- Exercise goal: Rewrite the stretch of lines from the one containing "Annotate this image: element" through the one containing "row-label: Vascular stroma <box>75", putting "plot-title" wherever "km-title" appears and leaving everything else the same. Return only those lines.

- Information shown:
--- begin ---

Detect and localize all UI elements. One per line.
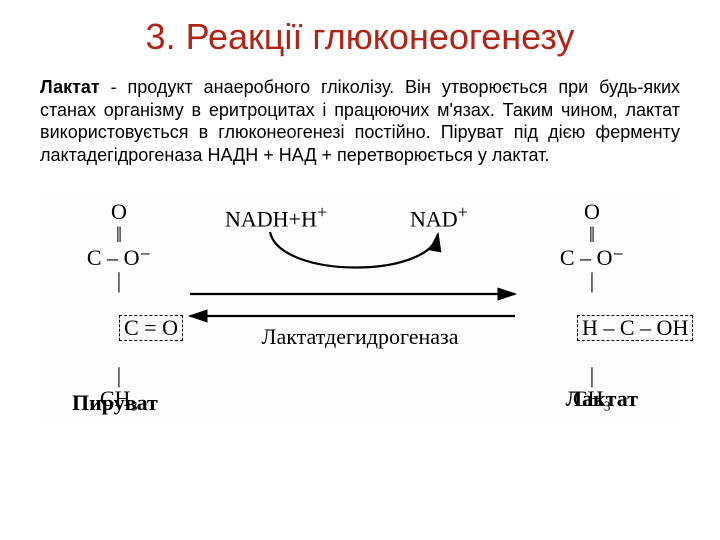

--- end ---
--- begin ---

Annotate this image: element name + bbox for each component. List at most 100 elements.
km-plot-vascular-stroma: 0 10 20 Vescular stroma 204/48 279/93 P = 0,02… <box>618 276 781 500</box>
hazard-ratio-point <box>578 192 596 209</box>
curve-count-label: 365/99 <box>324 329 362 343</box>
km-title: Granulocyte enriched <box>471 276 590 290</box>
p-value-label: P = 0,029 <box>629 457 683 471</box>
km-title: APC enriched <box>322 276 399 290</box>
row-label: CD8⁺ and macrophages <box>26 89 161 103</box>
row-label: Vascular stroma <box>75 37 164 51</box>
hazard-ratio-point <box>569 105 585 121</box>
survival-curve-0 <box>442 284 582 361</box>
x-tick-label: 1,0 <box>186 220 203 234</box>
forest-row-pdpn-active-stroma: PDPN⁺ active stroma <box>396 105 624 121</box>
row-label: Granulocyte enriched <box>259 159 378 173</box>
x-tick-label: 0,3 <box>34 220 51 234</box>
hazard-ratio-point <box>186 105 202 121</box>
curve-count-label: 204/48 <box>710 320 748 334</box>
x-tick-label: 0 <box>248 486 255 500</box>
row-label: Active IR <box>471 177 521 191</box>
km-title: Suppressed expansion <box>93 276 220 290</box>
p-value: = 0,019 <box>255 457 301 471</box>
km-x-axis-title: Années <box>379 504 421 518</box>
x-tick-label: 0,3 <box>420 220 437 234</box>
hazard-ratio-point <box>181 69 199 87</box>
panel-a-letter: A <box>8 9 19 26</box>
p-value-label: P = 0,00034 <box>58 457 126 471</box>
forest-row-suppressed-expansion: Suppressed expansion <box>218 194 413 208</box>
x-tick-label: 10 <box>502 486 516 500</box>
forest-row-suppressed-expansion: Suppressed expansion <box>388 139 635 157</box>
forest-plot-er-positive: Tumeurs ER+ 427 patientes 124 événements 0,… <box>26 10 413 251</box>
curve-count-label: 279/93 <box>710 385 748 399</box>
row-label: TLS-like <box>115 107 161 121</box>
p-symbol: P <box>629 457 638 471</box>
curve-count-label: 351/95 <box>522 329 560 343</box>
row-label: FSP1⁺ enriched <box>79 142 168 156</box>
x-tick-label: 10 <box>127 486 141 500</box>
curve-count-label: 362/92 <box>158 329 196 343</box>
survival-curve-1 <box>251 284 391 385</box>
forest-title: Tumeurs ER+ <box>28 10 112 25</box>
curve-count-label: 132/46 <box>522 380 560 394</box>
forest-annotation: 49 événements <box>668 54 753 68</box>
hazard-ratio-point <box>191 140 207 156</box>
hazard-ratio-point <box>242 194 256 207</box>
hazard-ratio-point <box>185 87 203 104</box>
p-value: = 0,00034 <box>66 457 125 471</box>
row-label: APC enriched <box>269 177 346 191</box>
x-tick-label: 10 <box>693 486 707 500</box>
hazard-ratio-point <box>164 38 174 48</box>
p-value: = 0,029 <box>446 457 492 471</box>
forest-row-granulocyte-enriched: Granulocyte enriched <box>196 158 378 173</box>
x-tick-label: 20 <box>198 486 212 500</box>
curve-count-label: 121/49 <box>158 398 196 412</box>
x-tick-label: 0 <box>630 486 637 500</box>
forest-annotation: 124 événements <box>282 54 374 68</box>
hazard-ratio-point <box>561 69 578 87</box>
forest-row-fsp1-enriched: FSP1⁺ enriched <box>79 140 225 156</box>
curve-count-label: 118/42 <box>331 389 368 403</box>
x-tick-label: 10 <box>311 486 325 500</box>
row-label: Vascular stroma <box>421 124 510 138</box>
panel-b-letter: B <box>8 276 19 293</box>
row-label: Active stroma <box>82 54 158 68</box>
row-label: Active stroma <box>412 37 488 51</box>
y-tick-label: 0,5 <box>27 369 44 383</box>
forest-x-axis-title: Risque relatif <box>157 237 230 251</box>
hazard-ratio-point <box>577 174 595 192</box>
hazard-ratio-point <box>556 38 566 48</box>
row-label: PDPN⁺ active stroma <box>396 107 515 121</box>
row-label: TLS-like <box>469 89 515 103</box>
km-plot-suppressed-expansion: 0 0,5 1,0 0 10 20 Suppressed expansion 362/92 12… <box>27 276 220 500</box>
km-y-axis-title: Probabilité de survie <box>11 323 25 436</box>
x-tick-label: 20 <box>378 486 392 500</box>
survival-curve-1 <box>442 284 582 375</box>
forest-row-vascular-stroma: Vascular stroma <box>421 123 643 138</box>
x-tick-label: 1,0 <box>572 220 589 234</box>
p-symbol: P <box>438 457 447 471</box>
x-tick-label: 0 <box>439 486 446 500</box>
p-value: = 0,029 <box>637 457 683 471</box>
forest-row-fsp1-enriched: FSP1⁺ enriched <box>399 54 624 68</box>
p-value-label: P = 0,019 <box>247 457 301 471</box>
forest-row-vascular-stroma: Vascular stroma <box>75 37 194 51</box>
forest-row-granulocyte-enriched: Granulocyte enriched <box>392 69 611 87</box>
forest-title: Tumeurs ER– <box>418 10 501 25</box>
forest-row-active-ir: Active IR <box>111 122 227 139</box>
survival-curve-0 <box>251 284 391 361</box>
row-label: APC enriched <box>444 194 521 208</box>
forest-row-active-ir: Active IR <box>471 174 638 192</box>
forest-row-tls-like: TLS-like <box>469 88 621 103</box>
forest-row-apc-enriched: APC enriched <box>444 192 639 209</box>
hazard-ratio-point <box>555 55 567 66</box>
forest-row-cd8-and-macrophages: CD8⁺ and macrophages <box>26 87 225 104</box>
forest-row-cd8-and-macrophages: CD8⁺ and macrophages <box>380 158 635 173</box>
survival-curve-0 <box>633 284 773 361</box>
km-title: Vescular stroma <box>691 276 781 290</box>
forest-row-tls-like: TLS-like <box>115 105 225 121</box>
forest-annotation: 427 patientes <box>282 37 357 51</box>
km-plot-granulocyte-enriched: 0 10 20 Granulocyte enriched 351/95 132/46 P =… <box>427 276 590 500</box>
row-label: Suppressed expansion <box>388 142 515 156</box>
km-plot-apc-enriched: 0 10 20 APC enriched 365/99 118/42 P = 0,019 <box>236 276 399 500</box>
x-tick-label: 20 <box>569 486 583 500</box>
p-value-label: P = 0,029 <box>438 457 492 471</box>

--- end ---

- Task response:
Annotate this image: element name + bbox for each component. List at most 100 elements.
km-plot-vascular-stroma: 0 10 20 Vescular stroma 204/48 279/93 P = 0,02… <box>618 276 781 500</box>
hazard-ratio-point <box>578 192 596 209</box>
curve-count-label: 365/99 <box>324 329 362 343</box>
plot-title: Granulocyte enriched <box>471 276 590 290</box>
p-value-label: P = 0,029 <box>629 457 683 471</box>
plot-title: APC enriched <box>322 276 399 290</box>
row-label: CD8⁺ and macrophages <box>26 89 161 103</box>
row-label: Vascular stroma <box>75 37 164 51</box>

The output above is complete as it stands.